[start]

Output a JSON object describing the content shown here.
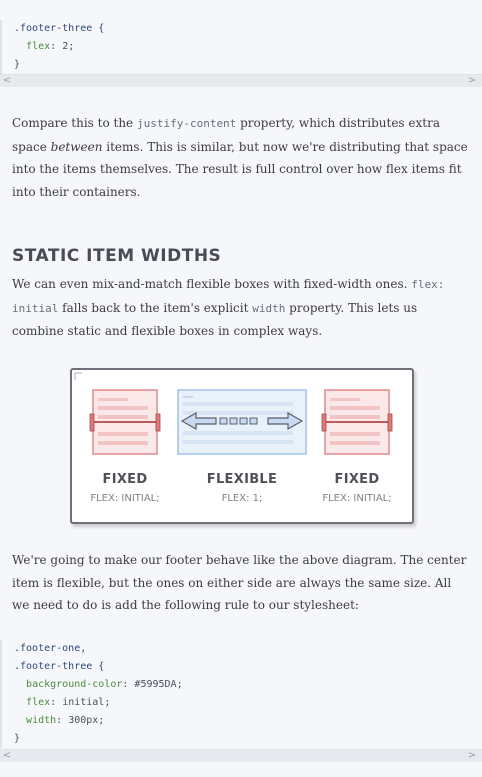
{
  "top_code": {
    "lines": [
      {
        "sel": ".footer-three {"
      },
      {
        "prop": "flex",
        "val": "2;"
      },
      {
        "punc": "}"
      }
    ]
  },
  "scroll": {
    "left": "<",
    "right": ">"
  },
  "para1": {
    "t1": "Compare this to the ",
    "code1": "justify-content",
    "t2": " property, which distributes extra space ",
    "em1": "between",
    "t3": " items. This is similar, but now we're distributing that space into the items themselves. The result is full control over how flex items fit into their containers."
  },
  "heading": "STATIC ITEM WIDTHS",
  "para2": {
    "t1": "We can even mix-and-match flexible boxes with fixed-width ones. ",
    "code1": "flex: initial",
    "t2": " falls back to the item's explicit ",
    "code2": "width",
    "t3": " property. This lets us combine static and flexible boxes in complex ways."
  },
  "diagram": {
    "left_title": "FIXED",
    "left_sub": "FLEX: INITIAL;",
    "center_title": "FLEXIBLE",
    "center_sub": "FLEX: 1;",
    "right_title": "FIXED",
    "right_sub": "FLEX: INITIAL;",
    "colors": {
      "fixed": "#e07a7a",
      "fixed_fill": "#fbe8e8",
      "flex": "#8fb6e6",
      "flex_fill": "#e9f1fb",
      "arrow": "#5a5e6a"
    }
  },
  "para3": {
    "t1": "We're going to make our footer behave like the above diagram. The center item is flexible, but the ones on either side are always the same size. All we need to do is add the following rule to our stylesheet:"
  },
  "bottom_code": {
    "sel1": ".footer-one,",
    "sel2": ".footer-three {",
    "p1": "background-color",
    "v1": "#5995DA;",
    "p2": "flex",
    "v2": "initial;",
    "p3": "width",
    "v3": "300px;",
    "close": "}"
  }
}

[end]

[Challenge] Copy the data word for word. Pictures do not go in the copy.

[Answer for the task]
Output a JSON object describing the content shown here.
{
  "top_code": {
    "lines": [
      {
        "sel": ".footer-three {"
      },
      {
        "prop": "flex",
        "val": "2;"
      },
      {
        "punc": "}"
      }
    ]
  },
  "scroll": {
    "left": "<",
    "right": ">"
  },
  "para1": {
    "t1": "Compare this to the ",
    "code1": "justify-content",
    "t2": " property, which distributes extra space ",
    "em1": "between",
    "t3": " items. This is similar, but now we're distributing that space into the items themselves. The result is full control over how flex items fit into their containers."
  },
  "heading": "STATIC ITEM WIDTHS",
  "para2": {
    "t1": "We can even mix-and-match flexible boxes with fixed-width ones. ",
    "code1": "flex: initial",
    "t2": " falls back to the item's explicit ",
    "code2": "width",
    "t3": " property. This lets us combine static and flexible boxes in complex ways."
  },
  "diagram": {
    "left_title": "FIXED",
    "left_sub": "FLEX: INITIAL;",
    "center_title": "FLEXIBLE",
    "center_sub": "FLEX: 1;",
    "right_title": "FIXED",
    "right_sub": "FLEX: INITIAL;",
    "colors": {
      "fixed": "#e07a7a",
      "fixed_fill": "#fbe8e8",
      "flex": "#8fb6e6",
      "flex_fill": "#e9f1fb",
      "arrow": "#5a5e6a"
    }
  },
  "para3": {
    "t1": "We're going to make our footer behave like the above diagram. The center item is flexible, but the ones on either side are always the same size. All we need to do is add the following rule to our stylesheet:"
  },
  "bottom_code": {
    "sel1": ".footer-one,",
    "sel2": ".footer-three {",
    "p1": "background-color",
    "v1": "#5995DA;",
    "p2": "flex",
    "v2": "initial;",
    "p3": "width",
    "v3": "300px;",
    "close": "}"
  }
}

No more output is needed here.